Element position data
_ _ _ _ _ _ _

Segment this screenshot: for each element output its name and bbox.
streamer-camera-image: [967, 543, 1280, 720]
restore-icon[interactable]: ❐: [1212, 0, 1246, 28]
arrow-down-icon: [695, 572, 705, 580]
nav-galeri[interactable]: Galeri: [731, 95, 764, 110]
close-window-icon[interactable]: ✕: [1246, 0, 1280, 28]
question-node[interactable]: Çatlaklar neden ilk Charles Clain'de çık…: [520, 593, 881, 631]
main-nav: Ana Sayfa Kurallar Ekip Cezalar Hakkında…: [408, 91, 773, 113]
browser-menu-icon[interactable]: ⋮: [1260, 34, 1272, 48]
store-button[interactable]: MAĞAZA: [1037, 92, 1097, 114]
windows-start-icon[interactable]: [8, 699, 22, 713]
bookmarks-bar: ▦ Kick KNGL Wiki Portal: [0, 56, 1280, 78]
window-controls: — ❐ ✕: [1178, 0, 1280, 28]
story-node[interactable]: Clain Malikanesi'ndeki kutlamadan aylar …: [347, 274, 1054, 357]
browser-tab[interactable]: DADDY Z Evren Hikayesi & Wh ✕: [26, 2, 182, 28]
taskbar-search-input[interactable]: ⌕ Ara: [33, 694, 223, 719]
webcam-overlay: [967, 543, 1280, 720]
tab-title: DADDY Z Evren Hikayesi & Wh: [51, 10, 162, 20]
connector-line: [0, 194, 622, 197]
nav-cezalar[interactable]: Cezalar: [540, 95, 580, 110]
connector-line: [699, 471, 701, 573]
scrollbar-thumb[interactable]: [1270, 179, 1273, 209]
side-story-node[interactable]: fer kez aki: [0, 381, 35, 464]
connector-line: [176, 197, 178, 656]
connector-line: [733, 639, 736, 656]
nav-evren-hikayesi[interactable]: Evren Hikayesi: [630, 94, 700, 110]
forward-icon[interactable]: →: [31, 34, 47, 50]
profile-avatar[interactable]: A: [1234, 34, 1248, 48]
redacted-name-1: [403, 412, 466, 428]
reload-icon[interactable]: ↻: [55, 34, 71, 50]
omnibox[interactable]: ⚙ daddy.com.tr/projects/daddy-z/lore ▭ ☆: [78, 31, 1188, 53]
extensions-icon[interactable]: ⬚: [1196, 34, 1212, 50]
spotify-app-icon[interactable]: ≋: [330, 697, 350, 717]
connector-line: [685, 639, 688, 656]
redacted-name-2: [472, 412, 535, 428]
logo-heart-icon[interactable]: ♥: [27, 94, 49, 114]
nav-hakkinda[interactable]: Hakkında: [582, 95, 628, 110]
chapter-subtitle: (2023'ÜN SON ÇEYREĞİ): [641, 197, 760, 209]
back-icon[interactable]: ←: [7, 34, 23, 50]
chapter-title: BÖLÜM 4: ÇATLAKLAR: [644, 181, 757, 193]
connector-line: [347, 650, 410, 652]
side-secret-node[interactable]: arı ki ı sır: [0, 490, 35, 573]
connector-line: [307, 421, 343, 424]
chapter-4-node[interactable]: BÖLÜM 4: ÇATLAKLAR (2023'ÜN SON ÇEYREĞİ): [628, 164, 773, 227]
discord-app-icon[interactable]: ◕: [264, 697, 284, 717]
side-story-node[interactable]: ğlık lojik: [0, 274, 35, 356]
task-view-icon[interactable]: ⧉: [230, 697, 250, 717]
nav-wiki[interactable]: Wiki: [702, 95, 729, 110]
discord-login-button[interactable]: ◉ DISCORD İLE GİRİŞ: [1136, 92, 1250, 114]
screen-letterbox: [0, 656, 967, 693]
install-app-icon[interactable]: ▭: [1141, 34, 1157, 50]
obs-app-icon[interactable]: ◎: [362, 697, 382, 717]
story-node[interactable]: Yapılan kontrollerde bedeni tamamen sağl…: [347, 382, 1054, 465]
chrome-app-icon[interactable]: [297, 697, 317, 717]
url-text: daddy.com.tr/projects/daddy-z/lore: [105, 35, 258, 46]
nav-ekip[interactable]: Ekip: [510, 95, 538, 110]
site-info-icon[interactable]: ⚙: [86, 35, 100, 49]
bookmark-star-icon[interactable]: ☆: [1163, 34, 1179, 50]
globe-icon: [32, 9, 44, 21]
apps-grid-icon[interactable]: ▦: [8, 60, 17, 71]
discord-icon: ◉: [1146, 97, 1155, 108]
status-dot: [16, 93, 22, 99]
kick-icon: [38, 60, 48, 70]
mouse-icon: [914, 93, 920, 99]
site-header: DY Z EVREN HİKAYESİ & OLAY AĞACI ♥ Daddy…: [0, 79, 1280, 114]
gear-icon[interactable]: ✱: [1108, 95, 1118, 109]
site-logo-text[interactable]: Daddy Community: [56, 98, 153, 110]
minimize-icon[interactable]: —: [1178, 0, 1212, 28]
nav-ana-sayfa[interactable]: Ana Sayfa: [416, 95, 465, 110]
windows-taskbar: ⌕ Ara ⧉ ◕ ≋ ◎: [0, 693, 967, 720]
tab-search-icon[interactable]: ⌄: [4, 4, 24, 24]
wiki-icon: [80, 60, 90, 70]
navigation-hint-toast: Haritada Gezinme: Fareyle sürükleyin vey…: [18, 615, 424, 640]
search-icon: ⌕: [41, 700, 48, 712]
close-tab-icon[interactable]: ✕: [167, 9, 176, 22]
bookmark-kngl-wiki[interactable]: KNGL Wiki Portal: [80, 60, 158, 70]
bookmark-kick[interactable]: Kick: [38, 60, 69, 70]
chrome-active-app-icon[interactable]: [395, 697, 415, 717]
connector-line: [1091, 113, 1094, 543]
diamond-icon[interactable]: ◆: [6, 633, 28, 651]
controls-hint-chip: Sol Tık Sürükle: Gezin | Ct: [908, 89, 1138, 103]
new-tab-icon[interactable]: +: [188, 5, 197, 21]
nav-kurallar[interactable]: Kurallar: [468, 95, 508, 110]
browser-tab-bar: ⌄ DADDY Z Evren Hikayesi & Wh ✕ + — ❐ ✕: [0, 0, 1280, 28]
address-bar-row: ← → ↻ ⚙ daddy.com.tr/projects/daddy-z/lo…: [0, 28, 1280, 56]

_ _ _ _ _ _ _

- Given exercise: Identify every line in the data above that contains the string "Kurallar", and copy each one in full. Case counts.

- Answer to the task:
main-nav: Ana Sayfa Kurallar Ekip Cezalar Hakkında…: [408, 91, 773, 113]
nav-kurallar[interactable]: Kurallar: [468, 95, 508, 110]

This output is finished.